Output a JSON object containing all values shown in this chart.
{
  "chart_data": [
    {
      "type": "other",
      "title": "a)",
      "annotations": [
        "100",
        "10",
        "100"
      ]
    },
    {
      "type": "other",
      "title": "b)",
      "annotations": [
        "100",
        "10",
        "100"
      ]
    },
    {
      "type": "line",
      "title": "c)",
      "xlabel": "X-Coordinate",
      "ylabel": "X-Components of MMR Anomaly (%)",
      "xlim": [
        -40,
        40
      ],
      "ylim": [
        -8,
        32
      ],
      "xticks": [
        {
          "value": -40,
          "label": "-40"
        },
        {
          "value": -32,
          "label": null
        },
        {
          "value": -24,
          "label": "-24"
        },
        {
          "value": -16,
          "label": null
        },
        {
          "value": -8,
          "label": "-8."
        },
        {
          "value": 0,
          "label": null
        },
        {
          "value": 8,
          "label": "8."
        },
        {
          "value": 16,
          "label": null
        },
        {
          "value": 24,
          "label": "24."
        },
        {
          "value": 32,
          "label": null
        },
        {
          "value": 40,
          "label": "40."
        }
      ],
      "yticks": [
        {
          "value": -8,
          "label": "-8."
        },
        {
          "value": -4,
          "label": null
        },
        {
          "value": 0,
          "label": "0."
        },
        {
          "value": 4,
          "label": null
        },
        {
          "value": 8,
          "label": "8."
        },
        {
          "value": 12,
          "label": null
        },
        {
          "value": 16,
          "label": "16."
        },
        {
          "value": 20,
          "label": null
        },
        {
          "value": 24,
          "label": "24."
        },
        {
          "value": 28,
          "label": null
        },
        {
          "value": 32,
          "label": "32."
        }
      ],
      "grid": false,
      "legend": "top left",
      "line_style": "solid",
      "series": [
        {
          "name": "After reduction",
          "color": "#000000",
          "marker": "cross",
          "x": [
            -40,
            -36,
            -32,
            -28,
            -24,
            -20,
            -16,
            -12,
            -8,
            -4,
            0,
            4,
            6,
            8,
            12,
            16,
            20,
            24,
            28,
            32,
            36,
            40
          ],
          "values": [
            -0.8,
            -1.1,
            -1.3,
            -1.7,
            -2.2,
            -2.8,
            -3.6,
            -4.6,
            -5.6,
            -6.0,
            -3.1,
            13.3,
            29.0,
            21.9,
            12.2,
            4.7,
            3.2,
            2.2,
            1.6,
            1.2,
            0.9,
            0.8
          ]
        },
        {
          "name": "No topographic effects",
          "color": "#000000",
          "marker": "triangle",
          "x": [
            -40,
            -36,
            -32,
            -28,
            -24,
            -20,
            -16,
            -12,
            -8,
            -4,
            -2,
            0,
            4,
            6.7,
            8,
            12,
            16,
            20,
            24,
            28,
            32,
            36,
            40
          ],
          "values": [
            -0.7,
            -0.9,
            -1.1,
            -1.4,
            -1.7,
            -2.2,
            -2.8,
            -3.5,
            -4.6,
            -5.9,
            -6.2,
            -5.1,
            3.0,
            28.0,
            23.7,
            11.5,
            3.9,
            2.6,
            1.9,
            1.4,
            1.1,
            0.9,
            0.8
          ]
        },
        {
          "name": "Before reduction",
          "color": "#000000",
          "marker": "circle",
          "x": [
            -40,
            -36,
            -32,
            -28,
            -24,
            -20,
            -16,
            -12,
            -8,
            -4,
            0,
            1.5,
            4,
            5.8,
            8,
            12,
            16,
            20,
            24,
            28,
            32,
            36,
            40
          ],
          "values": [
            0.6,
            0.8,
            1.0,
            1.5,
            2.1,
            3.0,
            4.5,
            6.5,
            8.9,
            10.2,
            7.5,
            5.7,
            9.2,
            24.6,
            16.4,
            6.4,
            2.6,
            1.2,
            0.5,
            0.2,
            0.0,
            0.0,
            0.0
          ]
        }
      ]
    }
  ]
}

▬▬▬▬▬▬

Exercise> Reproduce every line above without error.

Response>
Output a JSON object containing all values shown in this chart.
{
  "chart_data": [
    {
      "type": "other",
      "title": "a)",
      "annotations": [
        "100",
        "10",
        "100"
      ]
    },
    {
      "type": "other",
      "title": "b)",
      "annotations": [
        "100",
        "10",
        "100"
      ]
    },
    {
      "type": "line",
      "title": "c)",
      "xlabel": "X-Coordinate",
      "ylabel": "X-Components of MMR Anomaly (%)",
      "xlim": [
        -40,
        40
      ],
      "ylim": [
        -8,
        32
      ],
      "xticks": [
        {
          "value": -40,
          "label": "-40"
        },
        {
          "value": -32,
          "label": null
        },
        {
          "value": -24,
          "label": "-24"
        },
        {
          "value": -16,
          "label": null
        },
        {
          "value": -8,
          "label": "-8."
        },
        {
          "value": 0,
          "label": null
        },
        {
          "value": 8,
          "label": "8."
        },
        {
          "value": 16,
          "label": null
        },
        {
          "value": 24,
          "label": "24."
        },
        {
          "value": 32,
          "label": null
        },
        {
          "value": 40,
          "label": "40."
        }
      ],
      "yticks": [
        {
          "value": -8,
          "label": "-8."
        },
        {
          "value": -4,
          "label": null
        },
        {
          "value": 0,
          "label": "0."
        },
        {
          "value": 4,
          "label": null
        },
        {
          "value": 8,
          "label": "8."
        },
        {
          "value": 12,
          "label": null
        },
        {
          "value": 16,
          "label": "16."
        },
        {
          "value": 20,
          "label": null
        },
        {
          "value": 24,
          "label": "24."
        },
        {
          "value": 28,
          "label": null
        },
        {
          "value": 32,
          "label": "32."
        }
      ],
      "grid": false,
      "legend": "top left",
      "line_style": "solid",
      "series": [
        {
          "name": "After reduction",
          "color": "#000000",
          "marker": "cross",
          "x": [
            -40,
            -36,
            -32,
            -28,
            -24,
            -20,
            -16,
            -12,
            -8,
            -4,
            0,
            4,
            6,
            8,
            12,
            16,
            20,
            24,
            28,
            32,
            36,
            40
          ],
          "values": [
            -0.8,
            -1.1,
            -1.3,
            -1.7,
            -2.2,
            -2.8,
            -3.6,
            -4.6,
            -5.6,
            -6.0,
            -3.1,
            13.3,
            29.0,
            21.9,
            12.2,
            4.7,
            3.2,
            2.2,
            1.6,
            1.2,
            0.9,
            0.8
          ]
        },
        {
          "name": "No topographic effects",
          "color": "#000000",
          "marker": "triangle",
          "x": [
            -40,
            -36,
            -32,
            -28,
            -24,
            -20,
            -16,
            -12,
            -8,
            -4,
            -2,
            0,
            4,
            6.7,
            8,
            12,
            16,
            20,
            24,
            28,
            32,
            36,
            40
          ],
          "values": [
            -0.7,
            -0.9,
            -1.1,
            -1.4,
            -1.7,
            -2.2,
            -2.8,
            -3.5,
            -4.6,
            -5.9,
            -6.2,
            -5.1,
            3.0,
            28.0,
            23.7,
            11.5,
            3.9,
            2.6,
            1.9,
            1.4,
            1.1,
            0.9,
            0.8
          ]
        },
        {
          "name": "Before reduction",
          "color": "#000000",
          "marker": "circle",
          "x": [
            -40,
            -36,
            -32,
            -28,
            -24,
            -20,
            -16,
            -12,
            -8,
            -4,
            0,
            1.5,
            4,
            5.8,
            8,
            12,
            16,
            20,
            24,
            28,
            32,
            36,
            40
          ],
          "values": [
            0.6,
            0.8,
            1.0,
            1.5,
            2.1,
            3.0,
            4.5,
            6.5,
            8.9,
            10.2,
            7.5,
            5.7,
            9.2,
            24.6,
            16.4,
            6.4,
            2.6,
            1.2,
            0.5,
            0.2,
            0.0,
            0.0,
            0.0
          ]
        }
      ]
    }
  ]
}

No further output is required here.